▶ **Directive**:
Check each line of the records below for the string "this", then state how many lines contain it, with no other output.

— start —

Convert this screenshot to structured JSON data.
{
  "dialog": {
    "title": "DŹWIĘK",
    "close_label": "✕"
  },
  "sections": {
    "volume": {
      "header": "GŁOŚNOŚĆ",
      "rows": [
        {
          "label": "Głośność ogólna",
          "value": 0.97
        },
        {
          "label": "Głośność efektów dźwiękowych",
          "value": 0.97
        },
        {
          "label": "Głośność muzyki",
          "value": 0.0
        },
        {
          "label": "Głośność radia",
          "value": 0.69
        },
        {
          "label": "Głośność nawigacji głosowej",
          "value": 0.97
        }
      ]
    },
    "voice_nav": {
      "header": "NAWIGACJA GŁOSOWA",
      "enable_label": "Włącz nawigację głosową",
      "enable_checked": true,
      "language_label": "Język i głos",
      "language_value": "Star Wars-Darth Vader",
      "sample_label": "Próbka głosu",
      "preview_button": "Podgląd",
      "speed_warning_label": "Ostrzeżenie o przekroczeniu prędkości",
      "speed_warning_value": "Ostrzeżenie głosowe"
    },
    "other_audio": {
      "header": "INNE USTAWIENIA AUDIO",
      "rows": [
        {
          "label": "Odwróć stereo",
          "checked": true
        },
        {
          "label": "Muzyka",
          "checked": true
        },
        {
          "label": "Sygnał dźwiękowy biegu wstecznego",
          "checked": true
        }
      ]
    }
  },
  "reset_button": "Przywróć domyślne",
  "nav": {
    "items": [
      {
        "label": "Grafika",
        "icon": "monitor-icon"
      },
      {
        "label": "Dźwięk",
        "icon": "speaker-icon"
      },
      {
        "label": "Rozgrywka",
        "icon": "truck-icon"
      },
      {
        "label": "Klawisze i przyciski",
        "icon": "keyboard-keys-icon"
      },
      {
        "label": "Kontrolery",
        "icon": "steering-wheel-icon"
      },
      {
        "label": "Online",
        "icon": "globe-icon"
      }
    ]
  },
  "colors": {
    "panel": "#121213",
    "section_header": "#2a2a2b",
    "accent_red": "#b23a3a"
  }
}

— end —
— start —

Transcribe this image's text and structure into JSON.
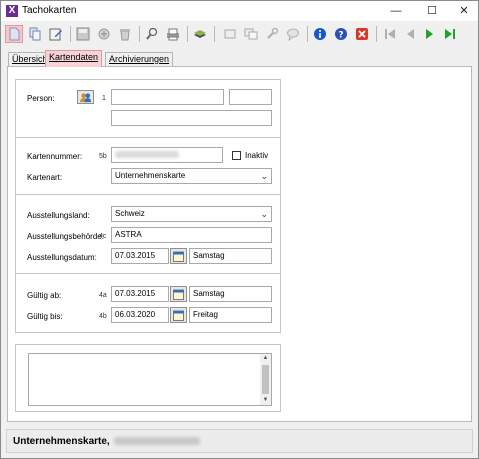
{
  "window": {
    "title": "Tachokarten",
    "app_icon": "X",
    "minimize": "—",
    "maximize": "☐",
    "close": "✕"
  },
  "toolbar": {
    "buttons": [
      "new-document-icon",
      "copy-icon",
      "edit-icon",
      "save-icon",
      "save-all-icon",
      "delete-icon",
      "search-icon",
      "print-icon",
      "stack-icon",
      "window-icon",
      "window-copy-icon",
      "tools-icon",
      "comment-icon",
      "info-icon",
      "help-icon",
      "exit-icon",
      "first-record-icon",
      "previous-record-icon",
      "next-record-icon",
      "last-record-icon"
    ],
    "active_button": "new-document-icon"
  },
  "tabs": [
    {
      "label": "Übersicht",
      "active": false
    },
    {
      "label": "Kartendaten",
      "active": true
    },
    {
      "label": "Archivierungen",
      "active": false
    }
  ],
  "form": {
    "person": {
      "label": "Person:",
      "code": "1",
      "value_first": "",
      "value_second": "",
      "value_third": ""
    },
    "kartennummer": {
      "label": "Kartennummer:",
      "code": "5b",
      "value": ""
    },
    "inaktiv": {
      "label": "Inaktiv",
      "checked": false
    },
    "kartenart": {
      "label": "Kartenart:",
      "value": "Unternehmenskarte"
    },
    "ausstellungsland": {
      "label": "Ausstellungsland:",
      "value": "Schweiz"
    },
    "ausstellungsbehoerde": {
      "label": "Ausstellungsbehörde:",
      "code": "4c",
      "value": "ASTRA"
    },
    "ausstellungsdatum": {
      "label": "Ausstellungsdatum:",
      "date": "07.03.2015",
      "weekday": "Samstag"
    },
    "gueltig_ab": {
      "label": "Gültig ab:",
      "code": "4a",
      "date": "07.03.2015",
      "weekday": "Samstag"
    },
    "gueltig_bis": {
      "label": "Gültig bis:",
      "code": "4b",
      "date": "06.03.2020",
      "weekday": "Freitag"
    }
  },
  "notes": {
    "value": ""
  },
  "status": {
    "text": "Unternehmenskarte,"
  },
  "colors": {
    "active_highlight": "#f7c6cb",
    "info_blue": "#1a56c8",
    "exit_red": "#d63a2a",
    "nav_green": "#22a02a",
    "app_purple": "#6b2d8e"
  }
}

— end —

▶ **Output**:
2